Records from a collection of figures
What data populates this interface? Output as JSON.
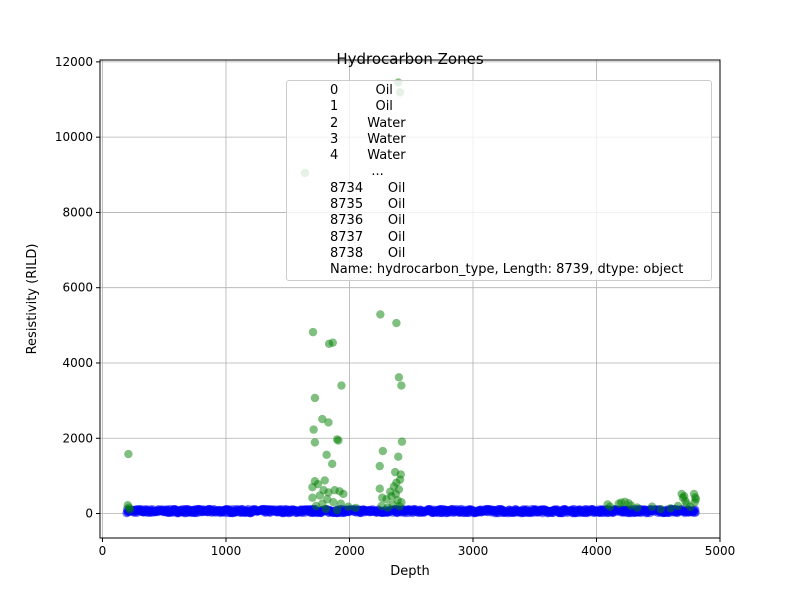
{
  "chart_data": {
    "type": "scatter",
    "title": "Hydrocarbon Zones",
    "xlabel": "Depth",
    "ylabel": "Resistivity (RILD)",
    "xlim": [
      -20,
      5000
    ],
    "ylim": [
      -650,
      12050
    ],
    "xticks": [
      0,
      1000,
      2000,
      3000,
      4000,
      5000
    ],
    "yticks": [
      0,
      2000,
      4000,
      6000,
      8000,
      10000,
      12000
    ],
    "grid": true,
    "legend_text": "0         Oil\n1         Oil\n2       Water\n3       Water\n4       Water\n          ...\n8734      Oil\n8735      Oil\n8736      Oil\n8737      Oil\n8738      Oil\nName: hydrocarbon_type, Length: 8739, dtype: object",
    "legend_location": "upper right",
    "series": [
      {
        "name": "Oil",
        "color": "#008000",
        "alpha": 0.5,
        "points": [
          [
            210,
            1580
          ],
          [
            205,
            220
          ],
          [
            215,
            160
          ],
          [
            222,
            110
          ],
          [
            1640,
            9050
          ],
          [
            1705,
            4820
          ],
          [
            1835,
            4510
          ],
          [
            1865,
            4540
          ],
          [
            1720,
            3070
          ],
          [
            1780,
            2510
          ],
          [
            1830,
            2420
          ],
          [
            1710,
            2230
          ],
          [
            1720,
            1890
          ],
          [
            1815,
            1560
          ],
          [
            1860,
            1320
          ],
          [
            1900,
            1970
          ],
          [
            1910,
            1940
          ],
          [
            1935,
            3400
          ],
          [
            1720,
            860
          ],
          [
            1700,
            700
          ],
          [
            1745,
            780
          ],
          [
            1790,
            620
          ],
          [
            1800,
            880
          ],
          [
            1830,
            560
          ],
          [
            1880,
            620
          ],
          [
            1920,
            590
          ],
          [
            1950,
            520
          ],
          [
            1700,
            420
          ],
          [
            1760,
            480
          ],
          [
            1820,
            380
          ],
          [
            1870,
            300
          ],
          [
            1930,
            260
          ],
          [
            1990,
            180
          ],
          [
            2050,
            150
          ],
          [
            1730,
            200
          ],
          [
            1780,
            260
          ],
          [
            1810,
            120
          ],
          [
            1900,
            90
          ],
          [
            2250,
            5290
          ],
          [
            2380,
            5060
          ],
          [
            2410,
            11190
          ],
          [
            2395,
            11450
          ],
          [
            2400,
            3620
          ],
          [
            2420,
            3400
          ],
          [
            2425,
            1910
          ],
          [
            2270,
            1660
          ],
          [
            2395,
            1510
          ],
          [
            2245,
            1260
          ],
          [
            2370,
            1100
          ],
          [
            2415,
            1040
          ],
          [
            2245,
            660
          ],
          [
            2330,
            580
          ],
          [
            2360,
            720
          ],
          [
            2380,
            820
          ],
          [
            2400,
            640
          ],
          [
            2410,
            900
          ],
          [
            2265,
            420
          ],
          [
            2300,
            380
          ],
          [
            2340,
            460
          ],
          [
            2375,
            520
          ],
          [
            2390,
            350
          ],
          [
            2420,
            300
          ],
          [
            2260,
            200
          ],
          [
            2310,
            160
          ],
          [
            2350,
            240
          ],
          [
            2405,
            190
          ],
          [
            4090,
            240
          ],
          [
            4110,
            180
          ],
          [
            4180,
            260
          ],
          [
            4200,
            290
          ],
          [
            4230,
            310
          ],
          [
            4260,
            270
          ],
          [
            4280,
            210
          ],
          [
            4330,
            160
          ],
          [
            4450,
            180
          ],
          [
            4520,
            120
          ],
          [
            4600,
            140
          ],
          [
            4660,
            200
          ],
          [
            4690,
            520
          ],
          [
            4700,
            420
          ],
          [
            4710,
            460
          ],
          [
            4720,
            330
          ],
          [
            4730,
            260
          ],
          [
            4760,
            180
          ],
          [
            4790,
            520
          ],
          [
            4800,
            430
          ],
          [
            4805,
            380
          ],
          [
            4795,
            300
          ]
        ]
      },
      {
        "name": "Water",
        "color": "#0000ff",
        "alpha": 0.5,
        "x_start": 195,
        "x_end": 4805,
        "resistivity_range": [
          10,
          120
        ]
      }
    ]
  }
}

— SHORT TASK —
Every line above should be returned word for word, with the pictures left behind.

— OUTPUT FOR THIS TASK —
What data populates this interface? Output as JSON.
{
  "chart_data": {
    "type": "scatter",
    "title": "Hydrocarbon Zones",
    "xlabel": "Depth",
    "ylabel": "Resistivity (RILD)",
    "xlim": [
      -20,
      5000
    ],
    "ylim": [
      -650,
      12050
    ],
    "xticks": [
      0,
      1000,
      2000,
      3000,
      4000,
      5000
    ],
    "yticks": [
      0,
      2000,
      4000,
      6000,
      8000,
      10000,
      12000
    ],
    "grid": true,
    "legend_text": "0         Oil\n1         Oil\n2       Water\n3       Water\n4       Water\n          ...\n8734      Oil\n8735      Oil\n8736      Oil\n8737      Oil\n8738      Oil\nName: hydrocarbon_type, Length: 8739, dtype: object",
    "legend_location": "upper right",
    "series": [
      {
        "name": "Oil",
        "color": "#008000",
        "alpha": 0.5,
        "points": [
          [
            210,
            1580
          ],
          [
            205,
            220
          ],
          [
            215,
            160
          ],
          [
            222,
            110
          ],
          [
            1640,
            9050
          ],
          [
            1705,
            4820
          ],
          [
            1835,
            4510
          ],
          [
            1865,
            4540
          ],
          [
            1720,
            3070
          ],
          [
            1780,
            2510
          ],
          [
            1830,
            2420
          ],
          [
            1710,
            2230
          ],
          [
            1720,
            1890
          ],
          [
            1815,
            1560
          ],
          [
            1860,
            1320
          ],
          [
            1900,
            1970
          ],
          [
            1910,
            1940
          ],
          [
            1935,
            3400
          ],
          [
            1720,
            860
          ],
          [
            1700,
            700
          ],
          [
            1745,
            780
          ],
          [
            1790,
            620
          ],
          [
            1800,
            880
          ],
          [
            1830,
            560
          ],
          [
            1880,
            620
          ],
          [
            1920,
            590
          ],
          [
            1950,
            520
          ],
          [
            1700,
            420
          ],
          [
            1760,
            480
          ],
          [
            1820,
            380
          ],
          [
            1870,
            300
          ],
          [
            1930,
            260
          ],
          [
            1990,
            180
          ],
          [
            2050,
            150
          ],
          [
            1730,
            200
          ],
          [
            1780,
            260
          ],
          [
            1810,
            120
          ],
          [
            1900,
            90
          ],
          [
            2250,
            5290
          ],
          [
            2380,
            5060
          ],
          [
            2410,
            11190
          ],
          [
            2395,
            11450
          ],
          [
            2400,
            3620
          ],
          [
            2420,
            3400
          ],
          [
            2425,
            1910
          ],
          [
            2270,
            1660
          ],
          [
            2395,
            1510
          ],
          [
            2245,
            1260
          ],
          [
            2370,
            1100
          ],
          [
            2415,
            1040
          ],
          [
            2245,
            660
          ],
          [
            2330,
            580
          ],
          [
            2360,
            720
          ],
          [
            2380,
            820
          ],
          [
            2400,
            640
          ],
          [
            2410,
            900
          ],
          [
            2265,
            420
          ],
          [
            2300,
            380
          ],
          [
            2340,
            460
          ],
          [
            2375,
            520
          ],
          [
            2390,
            350
          ],
          [
            2420,
            300
          ],
          [
            2260,
            200
          ],
          [
            2310,
            160
          ],
          [
            2350,
            240
          ],
          [
            2405,
            190
          ],
          [
            4090,
            240
          ],
          [
            4110,
            180
          ],
          [
            4180,
            260
          ],
          [
            4200,
            290
          ],
          [
            4230,
            310
          ],
          [
            4260,
            270
          ],
          [
            4280,
            210
          ],
          [
            4330,
            160
          ],
          [
            4450,
            180
          ],
          [
            4520,
            120
          ],
          [
            4600,
            140
          ],
          [
            4660,
            200
          ],
          [
            4690,
            520
          ],
          [
            4700,
            420
          ],
          [
            4710,
            460
          ],
          [
            4720,
            330
          ],
          [
            4730,
            260
          ],
          [
            4760,
            180
          ],
          [
            4790,
            520
          ],
          [
            4800,
            430
          ],
          [
            4805,
            380
          ],
          [
            4795,
            300
          ]
        ]
      },
      {
        "name": "Water",
        "color": "#0000ff",
        "alpha": 0.5,
        "x_start": 195,
        "x_end": 4805,
        "resistivity_range": [
          10,
          120
        ]
      }
    ]
  }
}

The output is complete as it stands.